Dataset entries
## start

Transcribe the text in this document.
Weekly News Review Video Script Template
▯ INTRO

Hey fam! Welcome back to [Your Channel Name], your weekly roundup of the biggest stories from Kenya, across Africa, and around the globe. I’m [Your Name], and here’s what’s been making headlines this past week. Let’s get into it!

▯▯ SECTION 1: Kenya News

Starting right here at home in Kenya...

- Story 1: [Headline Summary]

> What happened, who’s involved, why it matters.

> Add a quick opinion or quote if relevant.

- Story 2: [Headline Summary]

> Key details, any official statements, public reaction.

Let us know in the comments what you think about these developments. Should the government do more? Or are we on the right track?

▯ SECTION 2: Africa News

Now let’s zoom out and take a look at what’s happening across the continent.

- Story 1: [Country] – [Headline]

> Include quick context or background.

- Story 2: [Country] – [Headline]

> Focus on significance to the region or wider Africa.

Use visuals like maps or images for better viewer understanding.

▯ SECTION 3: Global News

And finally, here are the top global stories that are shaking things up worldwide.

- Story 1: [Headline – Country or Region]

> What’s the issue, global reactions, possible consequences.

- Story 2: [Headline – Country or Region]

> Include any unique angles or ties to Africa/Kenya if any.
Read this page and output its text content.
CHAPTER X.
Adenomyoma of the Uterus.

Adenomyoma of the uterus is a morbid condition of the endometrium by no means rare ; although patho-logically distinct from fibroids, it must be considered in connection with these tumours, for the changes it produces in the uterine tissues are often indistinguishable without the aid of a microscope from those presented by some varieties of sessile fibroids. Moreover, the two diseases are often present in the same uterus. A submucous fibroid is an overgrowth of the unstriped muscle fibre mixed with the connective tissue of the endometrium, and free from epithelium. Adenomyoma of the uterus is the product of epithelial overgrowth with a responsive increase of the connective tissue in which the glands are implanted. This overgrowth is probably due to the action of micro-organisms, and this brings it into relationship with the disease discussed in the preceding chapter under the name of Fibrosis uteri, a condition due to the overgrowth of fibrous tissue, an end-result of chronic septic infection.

## end

▶ [PROBLEM]
Copy out the lines that hold "Include".

▶ [RIGHT ANSWER]
> Include quick context or background.
> Include any unique angles or ties to Africa/Kenya if any.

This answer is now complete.